Stated problem:
Look through the data below and return each line where "หากม" appears.

Exercise input:
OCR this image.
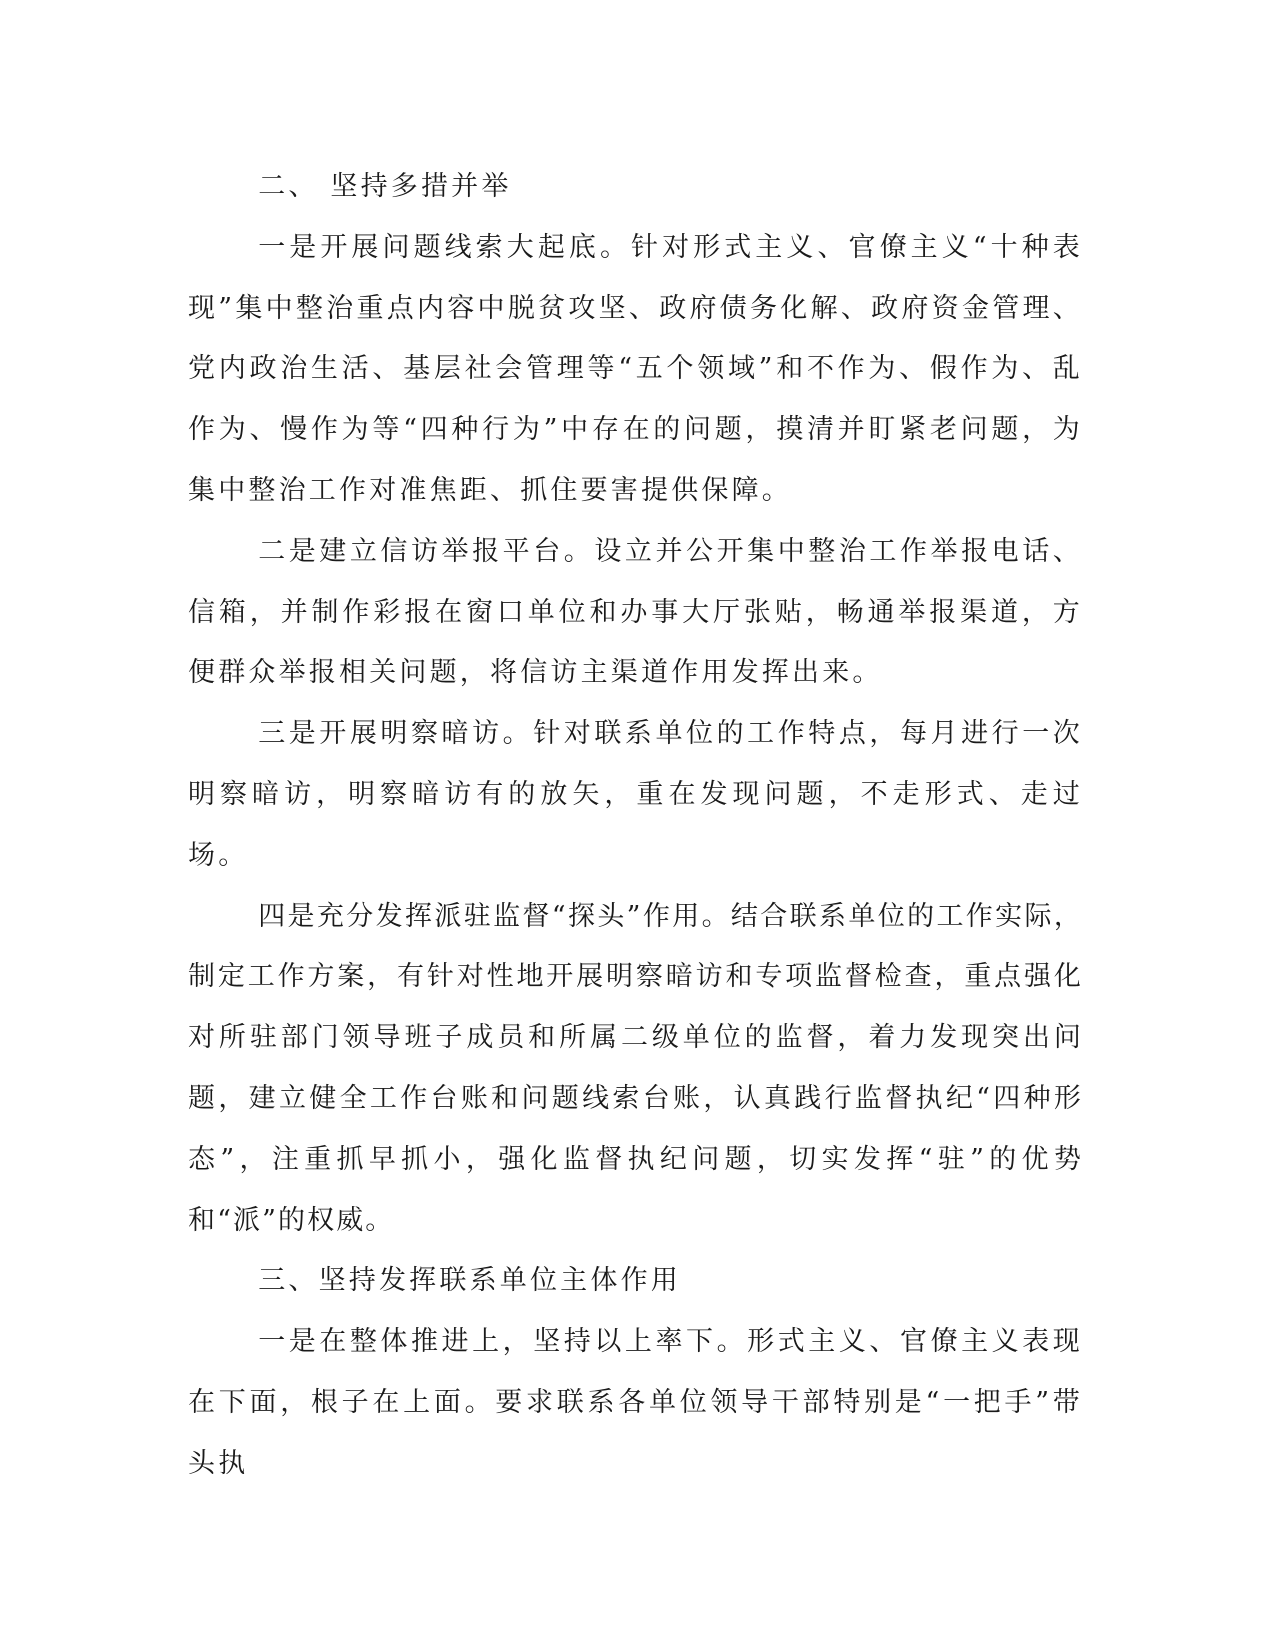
二、 坚持多措并举

一是开展问题线索大起底。针对形式主义、官僚主义“十种表现”集中整治重点内容中脱贫攻坚、政府债务化解、政府资金管理、党内政治生活、基层社会管理等“五个领域”和不作为、假作为、乱作为、慢作为等“四种行为”中存在的问题，摸清并盯紧老问题，为集中整治工作对准焦距、抓住要害提供保障。

二是建立信访举报平台。设立并公开集中整治工作举报电话、信箱，并制作彩报在窗口单位和办事大厅张贴，畅通举报渠道，方便群众举报相关问题，将信访主渠道作用发挥出来。

三是开展明察暗访。针对联系单位的工作特点，每月进行一次明察暗访，明察暗访有的放矢，重在发现问题，不走形式、走过场。

四是充分发挥派驻监督“探头”作用。结合联系单位的工作实际，制定工作方案，有针对性地开展明察暗访和专项监督检查，重点强化对所驻部门领导班子成员和所属二级单位的监督，着力发现突出问题，建立健全工作台账和问题线索台账，认真践行监督执纪“四种形态”，注重抓早抓小，强化监督执纪问题，切实发挥“驻”的优势和“派”的权威。

三、坚持发挥联系单位主体作用

一是在整体推进上，坚持以上率下。形式主义、官僚主义表现在下面，根子在上面。要求联系各单位领导干部特别是“一把手”带头执
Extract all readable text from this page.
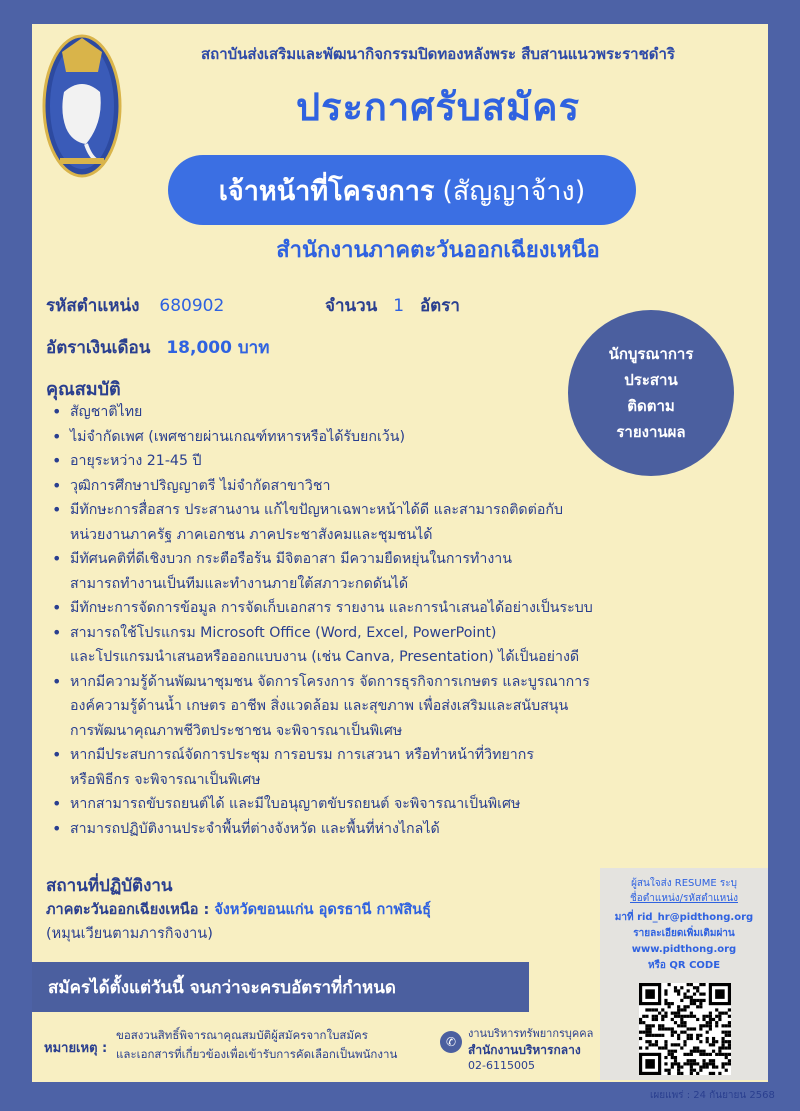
สถาบันส่งเสริมและพัฒนากิจกรรมปิดทองหลังพระ สืบสานแนวพระราชดำริ
ประกาศรับสมัคร
เจ้าหน้าที่โครงการ (สัญญาจ้าง)
สำนักงานภาคตะวันออกเฉียงเหนือ
รหัสตำแหน่ง 680902	จำนวน 1 อัตรา
อัตราเงินเดือน 18,000 บาท	นักบูรณาการ
ประสาน
ติดตาม
รายงานผล
คุณสมบัติ
• สัญชาติไทย
• ไม่จำกัดเพศ (เพศชายผ่านเกณฑ์ทหารหรือได้รับยกเว้น)
• อายุระหว่าง 21-45 ปี
• วุฒิการศึกษาปริญญาตรี ไม่จำกัดสาขาวิชา
• มีทักษะการสื่อสาร ประสานงาน แก้ไขปัญหาเฉพาะหน้าได้ดี และสามารถติดต่อกับ
หน่วยงานภาครัฐ ภาคเอกชน ภาคประชาสังคมและชุมชนได้
• มีทัศนคติที่ดีเชิงบวก กระตือรือร้น มีจิตอาสา มีความยืดหยุ่นในการทำงาน
สามารถทำงานเป็นทีมและทำงานภายใต้สภาวะกดดันได้
• มีทักษะการจัดการข้อมูล การจัดเก็บเอกสาร รายงาน และการนำเสนอได้อย่างเป็นระบบ
• สามารถใช้โปรแกรม Microsoft Office (Word, Excel, PowerPoint)
และโปรแกรมนำเสนอหรือออกแบบงาน (เช่น Canva, Presentation) ได้เป็นอย่างดี
• หากมีความรู้ด้านพัฒนาชุมชน จัดการโครงการ จัดการธุรกิจการเกษตร และบูรณาการ
องค์ความรู้ด้านน้ำ เกษตร อาชีพ สิ่งแวดล้อม และสุขภาพ เพื่อส่งเสริมและสนับสนุน
การพัฒนาคุณภาพชีวิตประชาชน จะพิจารณาเป็นพิเศษ
• หากมีประสบการณ์จัดการประชุม การอบรม การเสวนา หรือทำหน้าที่วิทยากร
หรือพิธีกร จะพิจารณาเป็นพิเศษ
• หากสามารถขับรถยนต์ได้ และมีใบอนุญาตขับรถยนต์ จะพิจารณาเป็นพิเศษ
• สามารถปฏิบัติงานประจำพื้นที่ต่างจังหวัด และพื้นที่ห่างไกลได้
สถานที่ปฏิบัติงาน
ภาคตะวันออกเฉียงเหนือ : จังหวัดขอนแก่น อุดรธานี กาฬสินธุ์
(หมุนเวียนตามภารกิจงาน)
สมัครได้ตั้งแต่วันนี้ จนกว่าจะครบอัตราที่กำหนด
หมายเหตุ :
ขอสงวนสิทธิ์พิจารณาคุณสมบัติผู้สมัครจากใบสมัคร
และเอกสารที่เกี่ยวข้องเพื่อเข้ารับการคัดเลือกเป็นพนักงาน
✆
งานบริหารทรัพยากรบุคคล
สำนักงานบริหารกลาง
02-6115005
ผู้สนใจส่ง RESUME ระบุ
ชื่อตำแหน่ง/รหัสตำแหน่ง
มาที่ rid_hr@pidthong.org
รายละเอียดเพิ่มเติมผ่าน
www.pidthong.org
หรือ QR CODE
เผยแพร่ : 24 กันยายน 2568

Solution for this task:
• หากมีความรู้ด้านพัฒนาชุมชน จัดการโครงการ จัดการธุรกิจการเกษตร และบูรณาการ
• หากมีประสบการณ์จัดการประชุม การอบรม การเสวนา หรือทำหน้าที่วิทยากร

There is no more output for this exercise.